What you should do: All of the records listed below should be retyped exactly.

::::::::

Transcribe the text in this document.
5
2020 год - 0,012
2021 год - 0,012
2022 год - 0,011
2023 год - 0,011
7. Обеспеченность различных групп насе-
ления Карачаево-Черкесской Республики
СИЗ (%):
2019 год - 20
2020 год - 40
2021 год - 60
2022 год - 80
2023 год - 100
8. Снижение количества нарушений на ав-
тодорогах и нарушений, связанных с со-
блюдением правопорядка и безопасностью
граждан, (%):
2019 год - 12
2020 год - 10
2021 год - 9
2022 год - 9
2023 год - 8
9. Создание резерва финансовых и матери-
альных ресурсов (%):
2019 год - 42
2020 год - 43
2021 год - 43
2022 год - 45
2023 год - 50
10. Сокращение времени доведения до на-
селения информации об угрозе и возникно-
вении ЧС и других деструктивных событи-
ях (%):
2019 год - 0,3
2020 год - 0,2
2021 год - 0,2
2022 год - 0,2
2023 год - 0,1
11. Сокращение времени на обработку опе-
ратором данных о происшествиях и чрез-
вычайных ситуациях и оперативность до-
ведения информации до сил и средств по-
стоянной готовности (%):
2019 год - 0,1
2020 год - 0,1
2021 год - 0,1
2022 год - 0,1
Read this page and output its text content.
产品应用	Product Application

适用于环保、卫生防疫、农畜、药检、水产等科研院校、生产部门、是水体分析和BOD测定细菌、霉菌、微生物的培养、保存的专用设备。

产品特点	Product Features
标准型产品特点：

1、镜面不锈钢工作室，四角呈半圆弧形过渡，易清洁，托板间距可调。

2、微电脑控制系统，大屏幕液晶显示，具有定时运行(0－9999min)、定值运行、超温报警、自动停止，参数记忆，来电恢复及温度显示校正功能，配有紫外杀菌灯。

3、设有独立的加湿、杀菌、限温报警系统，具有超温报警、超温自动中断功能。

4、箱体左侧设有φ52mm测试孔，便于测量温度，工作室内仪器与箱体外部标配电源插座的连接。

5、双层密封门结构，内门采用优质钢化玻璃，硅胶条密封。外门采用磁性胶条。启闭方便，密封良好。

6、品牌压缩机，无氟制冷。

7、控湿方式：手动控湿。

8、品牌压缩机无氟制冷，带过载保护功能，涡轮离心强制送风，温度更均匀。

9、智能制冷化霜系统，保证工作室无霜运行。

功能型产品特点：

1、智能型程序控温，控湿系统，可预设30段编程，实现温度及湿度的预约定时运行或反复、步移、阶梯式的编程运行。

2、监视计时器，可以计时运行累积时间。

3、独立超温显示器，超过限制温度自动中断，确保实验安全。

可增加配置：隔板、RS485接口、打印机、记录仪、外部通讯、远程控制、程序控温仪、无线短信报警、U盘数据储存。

::::::::

Finished exercise:
Transcribe the text in this document.
5
2020 год - 0,012
2021 год - 0,012
2022 год - 0,011
2023 год - 0,011
7. Обеспеченность различных групп насе-
ления Карачаево-Черкесской Республики
СИЗ (%):
2019 год - 20
2020 год - 40
2021 год - 60
2022 год - 80
2023 год - 100
8. Снижение количества нарушений на ав-
тодорогах и нарушений, связанных с со-
блюдением правопорядка и безопасностью
граждан, (%):
2019 год - 12
2020 год - 10
2021 год - 9
2022 год - 9
2023 год - 8
9. Создание резерва финансовых и матери-
альных ресурсов (%):
2019 год - 42
2020 год - 43
2021 год - 43
2022 год - 45
2023 год - 50
10. Сокращение времени доведения до на-
селения информации об угрозе и возникно-
вении ЧС и других деструктивных событи-
ях (%):
2019 год - 0,3
2020 год - 0,2
2021 год - 0,2
2022 год - 0,2
2023 год - 0,1
11. Сокращение времени на обработку опе-
ратором данных о происшествиях и чрез-
вычайных ситуациях и оперативность до-
ведения информации до сил и средств по-
стоянной готовности (%):
2019 год - 0,1
2020 год - 0,1
2021 год - 0,1
2022 год - 0,1
Read this page and output its text content.
产品应用	Product Application

适用于环保、卫生防疫、农畜、药检、水产等科研院校、生产部门、是水体分析和BOD测定细菌、霉菌、微生物的培养、保存的专用设备。

产品特点	Product Features
标准型产品特点：

1、镜面不锈钢工作室，四角呈半圆弧形过渡，易清洁，托板间距可调。

2、微电脑控制系统，大屏幕液晶显示，具有定时运行(0－9999min)、定值运行、超温报警、自动停止，参数记忆，来电恢复及温度显示校正功能，配有紫外杀菌灯。

3、设有独立的加湿、杀菌、限温报警系统，具有超温报警、超温自动中断功能。

4、箱体左侧设有φ52mm测试孔，便于测量温度，工作室内仪器与箱体外部标配电源插座的连接。

5、双层密封门结构，内门采用优质钢化玻璃，硅胶条密封。外门采用磁性胶条。启闭方便，密封良好。

6、品牌压缩机，无氟制冷。

7、控湿方式：手动控湿。

8、品牌压缩机无氟制冷，带过载保护功能，涡轮离心强制送风，温度更均匀。

9、智能制冷化霜系统，保证工作室无霜运行。

功能型产品特点：

1、智能型程序控温，控湿系统，可预设30段编程，实现温度及湿度的预约定时运行或反复、步移、阶梯式的编程运行。

2、监视计时器，可以计时运行累积时间。

3、独立超温显示器，超过限制温度自动中断，确保实验安全。

可增加配置：隔板、RS485接口、打印机、记录仪、外部通讯、远程控制、程序控温仪、无线短信报警、U盘数据储存。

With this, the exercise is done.